> [Rows]:
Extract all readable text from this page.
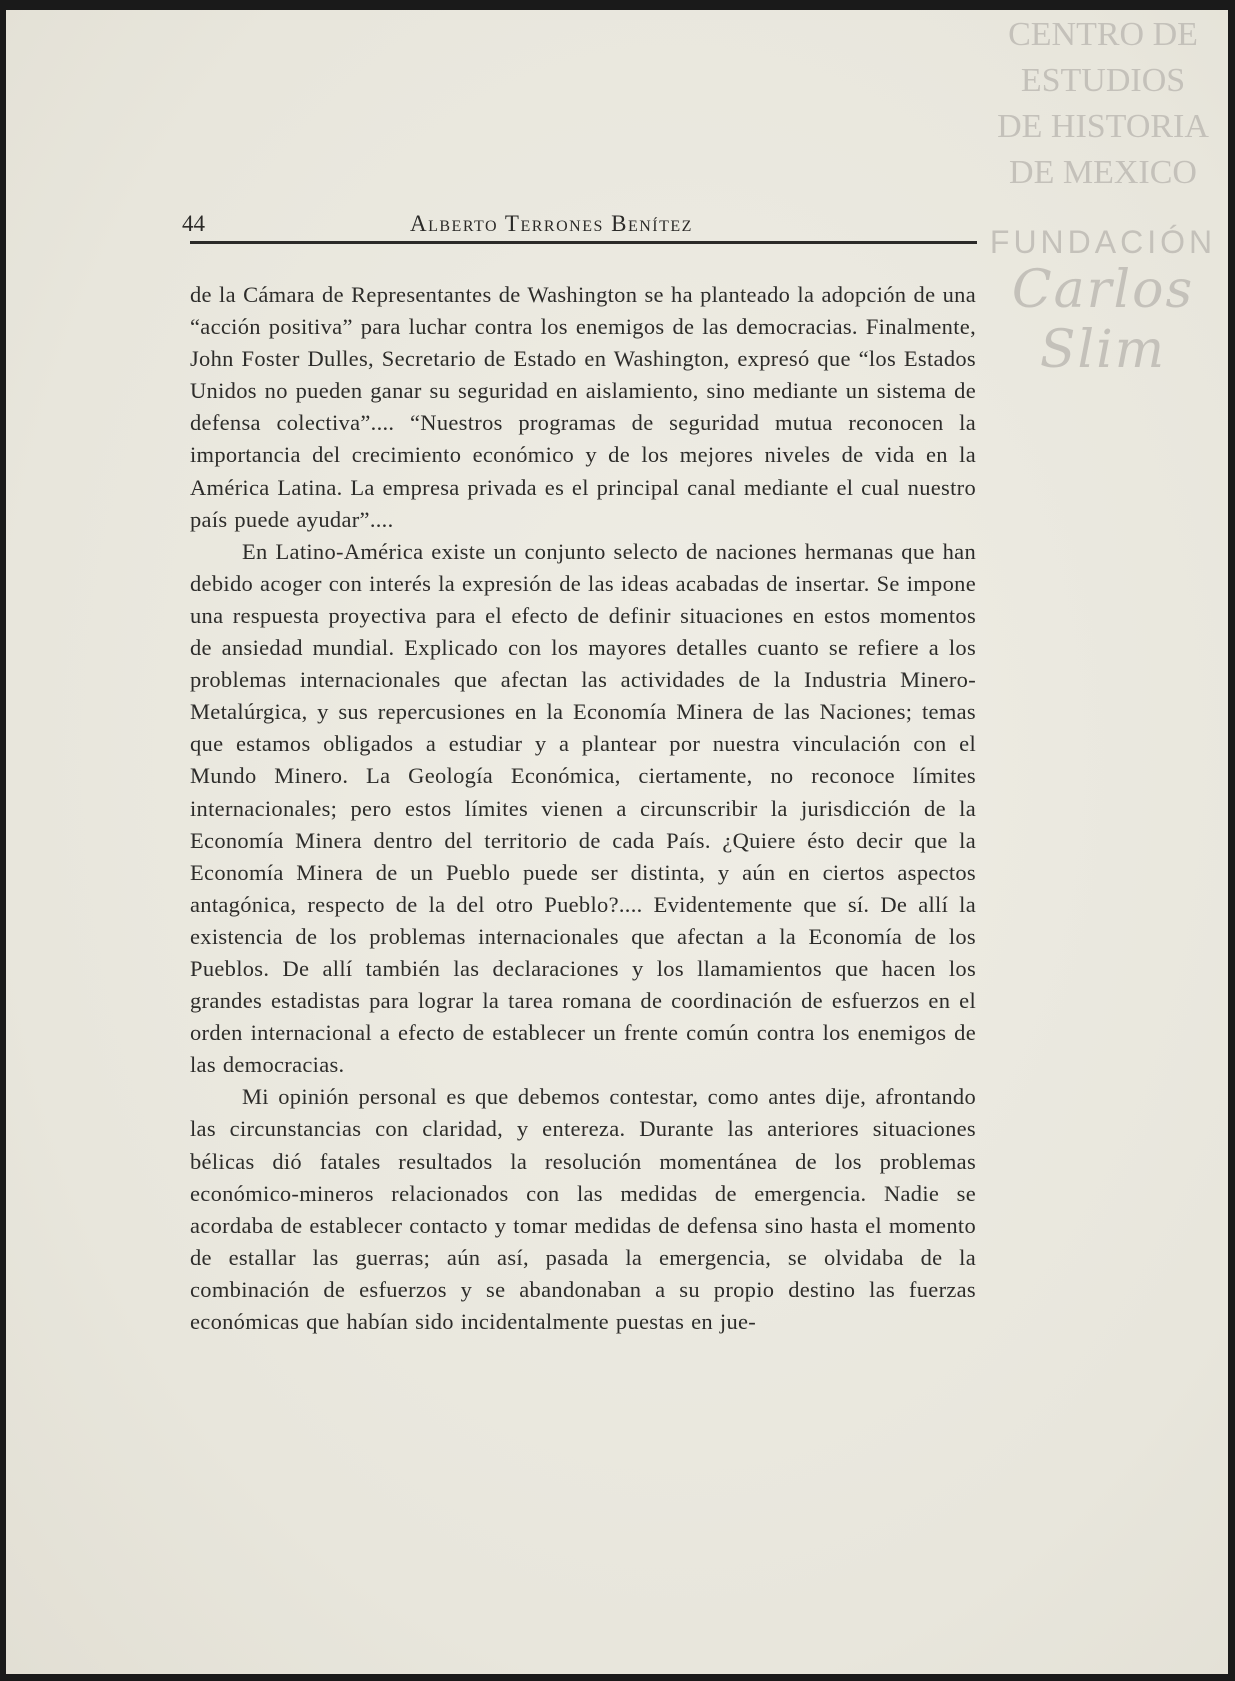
CENTRO DE
ESTUDIOS
DE HISTORIA
DE MEXICO
FUNDACIÓN
Carlos Slim
44	Alberto Terrones Benítez

de la Cámara de Representantes de Washington se ha planteado la adopción de una “acción positiva” para luchar contra los enemigos de las democracias. Finalmente, John Foster Dulles, Secretario de Estado en Washington, expresó que “los Estados Unidos no pueden ganar su seguridad en aislamiento, sino mediante un sistema de defensa colectiva”.... “Nuestros programas de seguridad mutua reconocen la importancia del crecimiento económico y de los mejores niveles de vida en la América Latina. La empresa privada es el principal canal mediante el cual nuestro país puede ayudar”....

En Latino-América existe un conjunto selecto de naciones hermanas que han debido acoger con interés la expresión de las ideas acabadas de insertar. Se impone una respuesta proyectiva para el efecto de definir situaciones en estos momentos de ansiedad mundial. Explicado con los mayores detalles cuanto se refiere a los problemas internacionales que afectan las actividades de la Industria Minero-Metalúrgica, y sus repercusiones en la Economía Minera de las Naciones; temas que estamos obligados a estudiar y a plantear por nuestra vinculación con el Mundo Minero. La Geología Económica, ciertamente, no reconoce límites internacionales; pero estos límites vienen a circunscribir la jurisdicción de la Economía Minera dentro del territorio de cada País. ¿Quiere ésto decir que la Economía Minera de un Pueblo puede ser distinta, y aún en ciertos aspectos antagónica, respecto de la del otro Pueblo?.... Evidentemente que sí. De allí la existencia de los problemas internacionales que afectan a la Economía de los Pueblos. De allí también las declaraciones y los llamamientos que hacen los grandes estadistas para lograr la tarea romana de coordinación de esfuerzos en el orden internacional a efecto de establecer un frente común contra los enemigos de las democracias.

Mi opinión personal es que debemos contestar, como antes dije, afrontando las circunstancias con claridad, y entereza. Durante las anteriores situaciones bélicas dió fatales resultados la resolución momentánea de los problemas económico-mineros relacionados con las medidas de emergencia. Nadie se acordaba de establecer contacto y tomar medidas de defensa sino hasta el momento de estallar las guerras; aún así, pasada la emergencia, se olvidaba de la combinación de esfuerzos y se abandonaban a su propio destino las fuerzas económicas que habían sido incidentalmente puestas en jue-
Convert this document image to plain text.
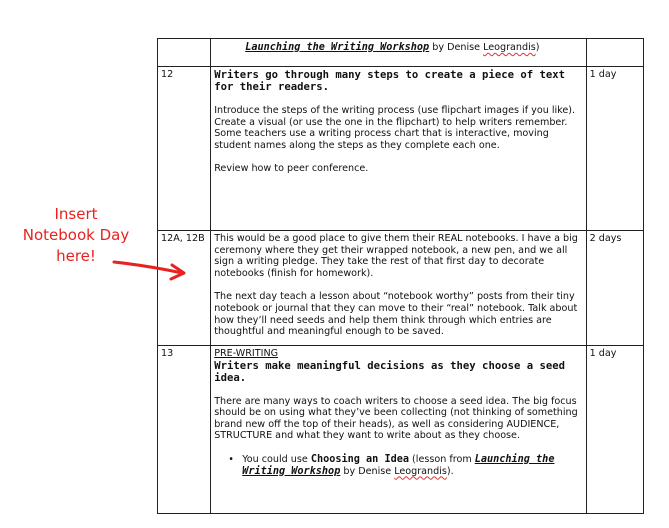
	Launching the Writing Workshop by Denise Leograndis)	
12	Writers go through many steps to create a piece of text for their readers.

Introduce the steps of the writing process (use flipchart images if you like). Create a visual (or use the one in the flipchart) to help writers remember. Some teachers use a writing process chart that is interactive, moving student names along the steps as they complete each one.

Review how to peer conference.	1 day
12A, 12B	This would be a good place to give them their REAL notebooks. I have a big ceremony where they get their wrapped notebook, a new pen, and we all sign a writing pledge. They take the rest of that first day to decorate notebooks (finish for homework).

The next day teach a lesson about “notebook worthy” posts from their tiny notebook or journal that they can move to their “real” notebook. Talk about how they’ll need seeds and help them think through which entries are thoughtful and meaningful enough to be saved.	2 days
13	PRE-WRITING
Writers make meaningful decisions as they choose a seed idea.

There are many ways to coach writers to choose a seed idea. The big focus should be on using what they’ve been collecting (not thinking of something brand new off the top of their heads), as well as considering AUDIENCE, STRUCTURE and what they want to write about as they choose.

• You could use Choosing an Idea (lesson from Launching the Writing Workshop by Denise Leograndis).	1 day
Insert
Notebook Day
here!
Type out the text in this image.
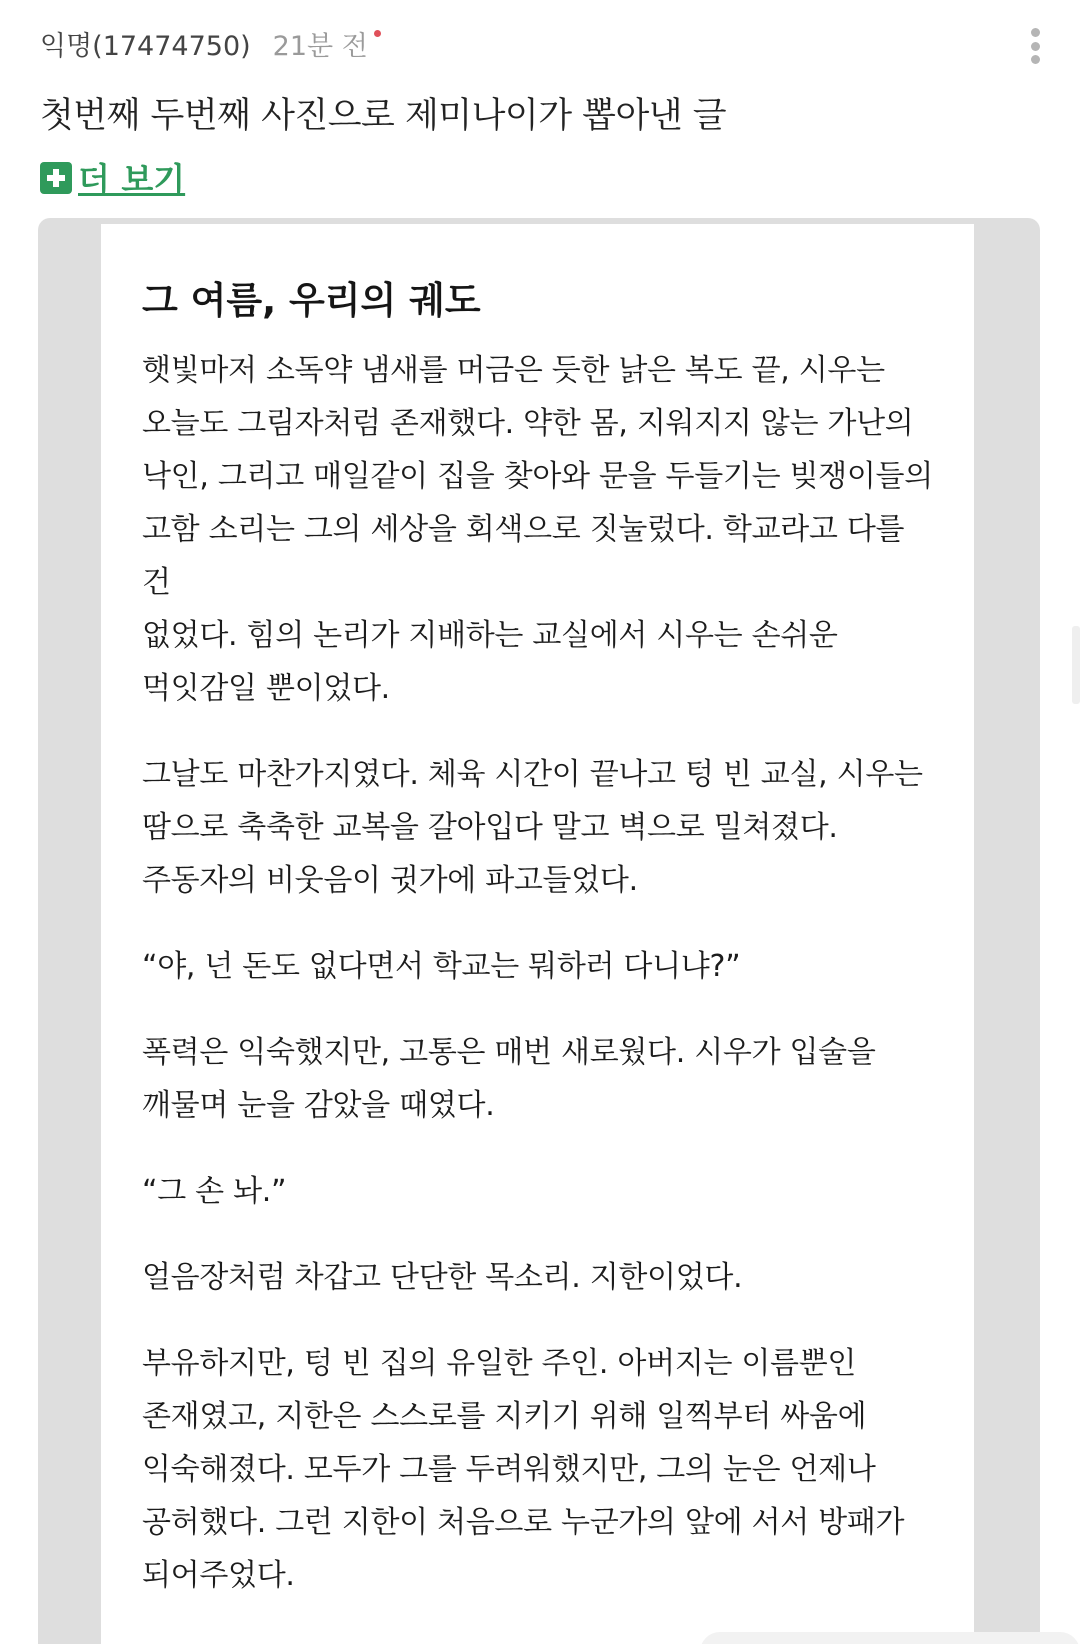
익명(17474750) 21분 전
첫번째 두번째 사진으로 제미나이가 뽑아낸 글
더 보기
그 여름, 우리의 궤도

햇빛마저 소독약 냄새를 머금은 듯한 낡은 복도 끝, 시우는
오늘도 그림자처럼 존재했다. 약한 몸, 지워지지 않는 가난의
낙인, 그리고 매일같이 집을 찾아와 문을 두들기는 빚쟁이들의
고함 소리는 그의 세상을 회색으로 짓눌렀다. 학교라고 다를 건
없었다. 힘의 논리가 지배하는 교실에서 시우는 손쉬운
먹잇감일 뿐이었다.

그날도 마찬가지였다. 체육 시간이 끝나고 텅 빈 교실, 시우는
땀으로 축축한 교복을 갈아입다 말고 벽으로 밀쳐졌다.
주동자의 비웃음이 귓가에 파고들었다.

“야, 넌 돈도 없다면서 학교는 뭐하러 다니냐?”

폭력은 익숙했지만, 고통은 매번 새로웠다. 시우가 입술을
깨물며 눈을 감았을 때였다.

“그 손 놔.”

얼음장처럼 차갑고 단단한 목소리. 지한이었다.

부유하지만, 텅 빈 집의 유일한 주인. 아버지는 이름뿐인
존재였고, 지한은 스스로를 지키기 위해 일찍부터 싸움에
익숙해졌다. 모두가 그를 두려워했지만, 그의 눈은 언제나
공허했다. 그런 지한이 처음으로 누군가의 앞에 서서 방패가
되어주었다.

> [Stated problem]: Please write out all the data again word for word, but not the pictures.

> [Result]:
Extract all readable text from this page.
CENTRO DE
ESTUDIOS
DE HISTORIA
DE MEXICO
FUNDACIÓN
Carlos Slim
44	Alberto Terrones Benítez

de la Cámara de Representantes de Washington se ha planteado la adopción de una “acción positiva” para luchar contra los enemigos de las democracias. Finalmente, John Foster Dulles, Secretario de Estado en Washington, expresó que “los Estados Unidos no pueden ganar su seguridad en aislamiento, sino mediante un sistema de defensa colectiva”.... “Nuestros programas de seguridad mutua reconocen la importancia del crecimiento económico y de los mejores niveles de vida en la América Latina. La empresa privada es el principal canal mediante el cual nuestro país puede ayudar”....

En Latino-América existe un conjunto selecto de naciones hermanas que han debido acoger con interés la expresión de las ideas acabadas de insertar. Se impone una respuesta proyectiva para el efecto de definir situaciones en estos momentos de ansiedad mundial. Explicado con los mayores detalles cuanto se refiere a los problemas internacionales que afectan las actividades de la Industria Minero-Metalúrgica, y sus repercusiones en la Economía Minera de las Naciones; temas que estamos obligados a estudiar y a plantear por nuestra vinculación con el Mundo Minero. La Geología Económica, ciertamente, no reconoce límites internacionales; pero estos límites vienen a circunscribir la jurisdicción de la Economía Minera dentro del territorio de cada País. ¿Quiere ésto decir que la Economía Minera de un Pueblo puede ser distinta, y aún en ciertos aspectos antagónica, respecto de la del otro Pueblo?.... Evidentemente que sí. De allí la existencia de los problemas internacionales que afectan a la Economía de los Pueblos. De allí también las declaraciones y los llamamientos que hacen los grandes estadistas para lograr la tarea romana de coordinación de esfuerzos en el orden internacional a efecto de establecer un frente común contra los enemigos de las democracias.

Mi opinión personal es que debemos contestar, como antes dije, afrontando las circunstancias con claridad, y entereza. Durante las anteriores situaciones bélicas dió fatales resultados la resolución momentánea de los problemas económico-mineros relacionados con las medidas de emergencia. Nadie se acordaba de establecer contacto y tomar medidas de defensa sino hasta el momento de estallar las guerras; aún así, pasada la emergencia, se olvidaba de la combinación de esfuerzos y se abandonaban a su propio destino las fuerzas económicas que habían sido incidentalmente puestas en jue-
Convert this document image to plain text.
	Launching the Writing Workshop by Denise Leograndis)	
12	Writers go through many steps to create a piece of text for their readers.

Introduce the steps of the writing process (use flipchart images if you like). Create a visual (or use the one in the flipchart) to help writers remember. Some teachers use a writing process chart that is interactive, moving student names along the steps as they complete each one.

Review how to peer conference.	1 day
12A, 12B	This would be a good place to give them their REAL notebooks. I have a big ceremony where they get their wrapped notebook, a new pen, and we all sign a writing pledge. They take the rest of that first day to decorate notebooks (finish for homework).

The next day teach a lesson about “notebook worthy” posts from their tiny notebook or journal that they can move to their “real” notebook. Talk about how they’ll need seeds and help them think through which entries are thoughtful and meaningful enough to be saved.	2 days
13	PRE-WRITING
Writers make meaningful decisions as they choose a seed idea.

There are many ways to coach writers to choose a seed idea. The big focus should be on using what they’ve been collecting (not thinking of something brand new off the top of their heads), as well as considering AUDIENCE, STRUCTURE and what they want to write about as they choose.

• You could use Choosing an Idea (lesson from Launching the Writing Workshop by Denise Leograndis).	1 day
Insert
Notebook Day
here!
Type out the text in this image.
익명(17474750) 21분 전
첫번째 두번째 사진으로 제미나이가 뽑아낸 글
더 보기
그 여름, 우리의 궤도

햇빛마저 소독약 냄새를 머금은 듯한 낡은 복도 끝, 시우는
오늘도 그림자처럼 존재했다. 약한 몸, 지워지지 않는 가난의
낙인, 그리고 매일같이 집을 찾아와 문을 두들기는 빚쟁이들의
고함 소리는 그의 세상을 회색으로 짓눌렀다. 학교라고 다를 건
없었다. 힘의 논리가 지배하는 교실에서 시우는 손쉬운
먹잇감일 뿐이었다.

그날도 마찬가지였다. 체육 시간이 끝나고 텅 빈 교실, 시우는
땀으로 축축한 교복을 갈아입다 말고 벽으로 밀쳐졌다.
주동자의 비웃음이 귓가에 파고들었다.

“야, 넌 돈도 없다면서 학교는 뭐하러 다니냐?”

폭력은 익숙했지만, 고통은 매번 새로웠다. 시우가 입술을
깨물며 눈을 감았을 때였다.

“그 손 놔.”

얼음장처럼 차갑고 단단한 목소리. 지한이었다.

부유하지만, 텅 빈 집의 유일한 주인. 아버지는 이름뿐인
존재였고, 지한은 스스로를 지키기 위해 일찍부터 싸움에
익숙해졌다. 모두가 그를 두려워했지만, 그의 눈은 언제나
공허했다. 그런 지한이 처음으로 누군가의 앞에 서서 방패가
되어주었다.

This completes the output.